**Task instructions:** Copy out every line that contains the word "then".

**Excerpted records:**
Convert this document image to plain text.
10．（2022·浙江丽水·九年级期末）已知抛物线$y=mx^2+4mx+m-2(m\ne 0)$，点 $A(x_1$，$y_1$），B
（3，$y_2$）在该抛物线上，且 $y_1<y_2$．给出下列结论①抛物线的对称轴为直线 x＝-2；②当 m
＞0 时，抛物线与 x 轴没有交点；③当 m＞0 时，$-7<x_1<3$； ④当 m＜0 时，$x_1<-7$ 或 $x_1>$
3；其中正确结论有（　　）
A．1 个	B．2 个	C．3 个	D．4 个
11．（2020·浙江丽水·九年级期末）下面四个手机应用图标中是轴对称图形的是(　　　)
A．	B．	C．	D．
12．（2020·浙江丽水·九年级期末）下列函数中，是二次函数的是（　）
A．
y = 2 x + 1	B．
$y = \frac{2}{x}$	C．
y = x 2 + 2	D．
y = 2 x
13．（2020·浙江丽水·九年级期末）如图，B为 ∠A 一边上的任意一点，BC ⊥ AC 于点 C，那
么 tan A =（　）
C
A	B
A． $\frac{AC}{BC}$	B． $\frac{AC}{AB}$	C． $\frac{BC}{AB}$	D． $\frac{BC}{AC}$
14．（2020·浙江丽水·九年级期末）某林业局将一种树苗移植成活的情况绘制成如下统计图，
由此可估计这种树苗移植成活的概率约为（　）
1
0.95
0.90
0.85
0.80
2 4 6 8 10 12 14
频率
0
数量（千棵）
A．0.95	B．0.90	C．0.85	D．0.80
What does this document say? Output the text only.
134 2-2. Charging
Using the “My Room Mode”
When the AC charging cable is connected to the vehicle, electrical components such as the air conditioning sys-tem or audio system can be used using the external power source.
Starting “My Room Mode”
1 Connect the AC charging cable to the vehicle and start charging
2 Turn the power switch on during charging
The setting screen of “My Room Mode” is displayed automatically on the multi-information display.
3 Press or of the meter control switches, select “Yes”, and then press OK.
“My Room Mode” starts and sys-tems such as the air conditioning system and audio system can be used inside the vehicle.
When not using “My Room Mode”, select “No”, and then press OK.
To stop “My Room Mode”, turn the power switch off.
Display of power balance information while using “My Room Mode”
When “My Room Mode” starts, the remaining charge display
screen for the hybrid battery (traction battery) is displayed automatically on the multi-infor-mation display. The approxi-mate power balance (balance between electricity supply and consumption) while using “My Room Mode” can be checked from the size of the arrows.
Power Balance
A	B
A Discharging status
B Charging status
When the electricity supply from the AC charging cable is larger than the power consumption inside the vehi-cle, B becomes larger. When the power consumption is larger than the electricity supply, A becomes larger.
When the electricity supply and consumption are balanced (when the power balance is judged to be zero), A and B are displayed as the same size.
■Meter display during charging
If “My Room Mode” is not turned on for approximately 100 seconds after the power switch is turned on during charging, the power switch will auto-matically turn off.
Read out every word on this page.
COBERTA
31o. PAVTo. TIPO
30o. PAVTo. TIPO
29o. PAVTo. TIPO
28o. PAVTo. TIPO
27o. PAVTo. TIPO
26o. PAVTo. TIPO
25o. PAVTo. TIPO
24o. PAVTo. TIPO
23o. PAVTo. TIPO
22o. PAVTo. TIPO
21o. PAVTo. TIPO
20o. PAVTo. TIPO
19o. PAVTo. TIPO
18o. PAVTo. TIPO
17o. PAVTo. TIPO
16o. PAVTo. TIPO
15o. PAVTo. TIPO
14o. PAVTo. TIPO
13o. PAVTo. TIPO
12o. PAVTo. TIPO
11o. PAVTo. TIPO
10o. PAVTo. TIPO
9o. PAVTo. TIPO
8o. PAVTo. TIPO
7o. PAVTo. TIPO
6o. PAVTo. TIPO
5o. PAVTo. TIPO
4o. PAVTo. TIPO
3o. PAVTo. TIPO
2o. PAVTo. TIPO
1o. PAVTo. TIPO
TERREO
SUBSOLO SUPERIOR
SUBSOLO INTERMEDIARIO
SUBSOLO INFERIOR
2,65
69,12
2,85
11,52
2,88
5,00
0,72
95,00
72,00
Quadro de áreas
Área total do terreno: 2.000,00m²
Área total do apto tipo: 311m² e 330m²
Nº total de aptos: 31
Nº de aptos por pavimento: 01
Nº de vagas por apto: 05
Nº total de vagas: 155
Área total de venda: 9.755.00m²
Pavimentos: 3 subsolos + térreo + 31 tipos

**Output for this exercise:**
3 Press or of the meter control switches, select “Yes”, and then press OK.
When not using “My Room Mode”, select “No”, and then press OK.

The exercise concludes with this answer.